[[ RAW DATA, beginning ]]

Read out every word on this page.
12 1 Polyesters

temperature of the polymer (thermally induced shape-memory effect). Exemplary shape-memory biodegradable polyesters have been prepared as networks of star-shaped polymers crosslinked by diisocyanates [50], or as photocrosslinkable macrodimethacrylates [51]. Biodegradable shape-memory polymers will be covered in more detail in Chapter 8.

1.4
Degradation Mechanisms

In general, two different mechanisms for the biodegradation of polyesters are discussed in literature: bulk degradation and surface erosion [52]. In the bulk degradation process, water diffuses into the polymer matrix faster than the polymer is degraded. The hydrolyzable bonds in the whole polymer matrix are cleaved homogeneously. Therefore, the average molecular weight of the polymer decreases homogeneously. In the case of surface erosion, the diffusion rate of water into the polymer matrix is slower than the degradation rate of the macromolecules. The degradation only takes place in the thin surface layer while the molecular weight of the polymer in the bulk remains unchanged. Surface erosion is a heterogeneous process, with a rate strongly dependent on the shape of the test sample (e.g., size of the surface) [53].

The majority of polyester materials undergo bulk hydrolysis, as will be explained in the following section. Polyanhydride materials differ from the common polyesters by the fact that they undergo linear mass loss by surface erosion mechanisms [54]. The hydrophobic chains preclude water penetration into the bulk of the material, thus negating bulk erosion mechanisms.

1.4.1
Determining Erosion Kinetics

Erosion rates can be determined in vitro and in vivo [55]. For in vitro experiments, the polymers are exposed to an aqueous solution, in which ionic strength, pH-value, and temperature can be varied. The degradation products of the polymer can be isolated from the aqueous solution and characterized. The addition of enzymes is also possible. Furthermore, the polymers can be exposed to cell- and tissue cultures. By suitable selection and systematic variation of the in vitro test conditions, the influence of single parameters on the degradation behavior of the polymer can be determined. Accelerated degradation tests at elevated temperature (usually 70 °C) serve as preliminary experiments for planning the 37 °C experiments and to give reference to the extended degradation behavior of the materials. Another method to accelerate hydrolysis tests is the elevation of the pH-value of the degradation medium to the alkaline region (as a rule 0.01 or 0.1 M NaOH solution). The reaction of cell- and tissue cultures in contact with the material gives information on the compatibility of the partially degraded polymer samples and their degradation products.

[[ RAW DATA, end ]]

Each line of the listing is to be duplicated exactly as it appears.

→ **ANSWER FOR THIS EXERCISE**:
Read out every word on this page.
12 1 Polyesters

temperature of the polymer (thermally induced shape-memory effect). Exemplary shape-memory biodegradable polyesters have been prepared as networks of star-shaped polymers crosslinked by diisocyanates [50], or as photocrosslinkable macrodimethacrylates [51]. Biodegradable shape-memory polymers will be covered in more detail in Chapter 8.

1.4
Degradation Mechanisms

In general, two different mechanisms for the biodegradation of polyesters are discussed in literature: bulk degradation and surface erosion [52]. In the bulk degradation process, water diffuses into the polymer matrix faster than the polymer is degraded. The hydrolyzable bonds in the whole polymer matrix are cleaved homogeneously. Therefore, the average molecular weight of the polymer decreases homogeneously. In the case of surface erosion, the diffusion rate of water into the polymer matrix is slower than the degradation rate of the macromolecules. The degradation only takes place in the thin surface layer while the molecular weight of the polymer in the bulk remains unchanged. Surface erosion is a heterogeneous process, with a rate strongly dependent on the shape of the test sample (e.g., size of the surface) [53].

The majority of polyester materials undergo bulk hydrolysis, as will be explained in the following section. Polyanhydride materials differ from the common polyesters by the fact that they undergo linear mass loss by surface erosion mechanisms [54]. The hydrophobic chains preclude water penetration into the bulk of the material, thus negating bulk erosion mechanisms.

1.4.1
Determining Erosion Kinetics

Erosion rates can be determined in vitro and in vivo [55]. For in vitro experiments, the polymers are exposed to an aqueous solution, in which ionic strength, pH-value, and temperature can be varied. The degradation products of the polymer can be isolated from the aqueous solution and characterized. The addition of enzymes is also possible. Furthermore, the polymers can be exposed to cell- and tissue cultures. By suitable selection and systematic variation of the in vitro test conditions, the influence of single parameters on the degradation behavior of the polymer can be determined. Accelerated degradation tests at elevated temperature (usually 70 °C) serve as preliminary experiments for planning the 37 °C experiments and to give reference to the extended degradation behavior of the materials. Another method to accelerate hydrolysis tests is the elevation of the pH-value of the degradation medium to the alkaline region (as a rule 0.01 or 0.1 M NaOH solution). The reaction of cell- and tissue cultures in contact with the material gives information on the compatibility of the partially degraded polymer samples and their degradation products.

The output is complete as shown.